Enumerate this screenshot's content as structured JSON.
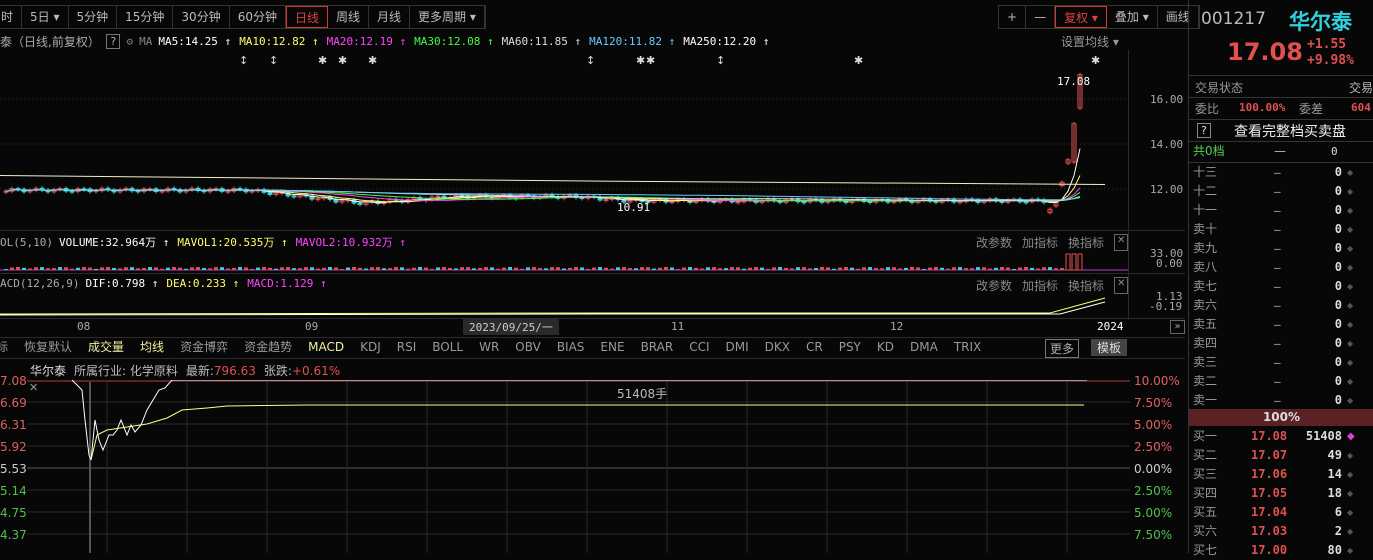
{
  "toolbar": {
    "periods": [
      "时",
      "5日 ▾",
      "5分钟",
      "15分钟",
      "30分钟",
      "60分钟",
      "日线",
      "周线",
      "月线",
      "更多周期 ▾"
    ],
    "active": "日线",
    "right": [
      "+",
      "—",
      "复权 ▾",
      "叠加 ▾",
      "画线"
    ]
  },
  "ma_legend": {
    "title": "泰（日线,前复权）",
    "help": "?",
    "ma": "MA",
    "items": [
      {
        "text": "MA5:14.25 ↑",
        "color": "#ffffff"
      },
      {
        "text": "MA10:12.82 ↑",
        "color": "#ffff66"
      },
      {
        "text": "MA20:12.19 ↑",
        "color": "#ff44ff"
      },
      {
        "text": "MA30:12.08 ↑",
        "color": "#44ff44"
      },
      {
        "text": "MA60:11.85 ↑",
        "color": "#dddddd"
      },
      {
        "text": "MA120:11.82 ↑",
        "color": "#66ccff"
      },
      {
        "text": "MA250:12.20 ↑",
        "color": "#ffffff"
      }
    ],
    "set_ma": "设置均线 ▾"
  },
  "price_axis": [
    "16.00",
    "14.00",
    "12.00"
  ],
  "annotations": {
    "high": "17.08",
    "low": "10.91"
  },
  "vol": {
    "title": "OL(5,10)",
    "items": [
      {
        "text": "VOLUME:32.964万 ↑",
        "color": "#ffffff"
      },
      {
        "text": "MAVOL1:20.535万 ↑",
        "color": "#ffff66"
      },
      {
        "text": "MAVOL2:10.932万 ↑",
        "color": "#ff44ff"
      }
    ],
    "axis": [
      "33.00",
      "0.00"
    ]
  },
  "macd": {
    "title": "ACD(12,26,9)",
    "items": [
      {
        "text": "DIF:0.798 ↑",
        "color": "#ffffff"
      },
      {
        "text": "DEA:0.233 ↑",
        "color": "#ffff66"
      },
      {
        "text": "MACD:1.129 ↑",
        "color": "#ff44ff"
      }
    ],
    "axis": [
      "1.13",
      "-0.19"
    ]
  },
  "panel_actions": [
    "改参数",
    "加指标",
    "换指标"
  ],
  "date_axis": {
    "labels": [
      "08",
      "09",
      "11",
      "12",
      "2024"
    ],
    "cursor": "2023/09/25/一"
  },
  "indicator_tabs": [
    "标",
    "恢复默认",
    "成交量",
    "均线",
    "资金博弈",
    "资金趋势",
    "MACD",
    "KDJ",
    "RSI",
    "BOLL",
    "WR",
    "OBV",
    "BIAS",
    "ENE",
    "BRAR",
    "CCI",
    "DMI",
    "DKX",
    "CR",
    "PSY",
    "KD",
    "DMA",
    "TRIX"
  ],
  "more": "更多",
  "template": "模板",
  "intraday": {
    "name": "华尔泰",
    "industry": "所属行业: 化学原料",
    "latest_label": "最新:",
    "latest": "796.63",
    "change_label": "张跌:",
    "change": "+0.61%",
    "volume_note": "51408手",
    "left_axis": [
      "7.08",
      "6.69",
      "6.31",
      "5.92",
      "5.53",
      "5.14",
      "4.75",
      "4.37"
    ],
    "right_axis": [
      "10.00%",
      "7.50%",
      "5.00%",
      "2.50%",
      "0.00%",
      "2.50%",
      "5.00%",
      "7.50%"
    ]
  },
  "quote": {
    "code": "001217",
    "name": "华尔泰",
    "price": "17.08",
    "change": "+1.55",
    "change_pct": "+9.98%",
    "status_label": "交易状态",
    "status_value": "交易",
    "ratio_label": "委比",
    "ratio": "100.00%",
    "diff_label": "委差",
    "diff": "604",
    "full_book": "查看完整档买卖盘",
    "total_label": "共0档",
    "total_price": "—",
    "total_vol": "0",
    "asks": [
      [
        "十三",
        "—",
        "0"
      ],
      [
        "十二",
        "—",
        "0"
      ],
      [
        "十一",
        "—",
        "0"
      ],
      [
        "卖十",
        "—",
        "0"
      ],
      [
        "卖九",
        "—",
        "0"
      ],
      [
        "卖八",
        "—",
        "0"
      ],
      [
        "卖七",
        "—",
        "0"
      ],
      [
        "卖六",
        "—",
        "0"
      ],
      [
        "卖五",
        "—",
        "0"
      ],
      [
        "卖四",
        "—",
        "0"
      ],
      [
        "卖三",
        "—",
        "0"
      ],
      [
        "卖二",
        "—",
        "0"
      ],
      [
        "卖一",
        "—",
        "0"
      ]
    ],
    "mid": "100%",
    "bids": [
      [
        "买一",
        "17.08",
        "51408"
      ],
      [
        "买二",
        "17.07",
        "49"
      ],
      [
        "买三",
        "17.06",
        "14"
      ],
      [
        "买四",
        "17.05",
        "18"
      ],
      [
        "买五",
        "17.04",
        "6"
      ],
      [
        "买六",
        "17.03",
        "2"
      ],
      [
        "买七",
        "17.00",
        "80"
      ]
    ]
  },
  "colors": {
    "up": "#e05050",
    "down": "#40d0d0",
    "accent": "#d03a30"
  }
}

Problem details —
Consider the entries above and return each line with the string "title".

Answer for this exercise —
    "title": "泰（日线,前复权）",
    "title": "OL(5,10)",
    "title": "ACD(12,26,9)",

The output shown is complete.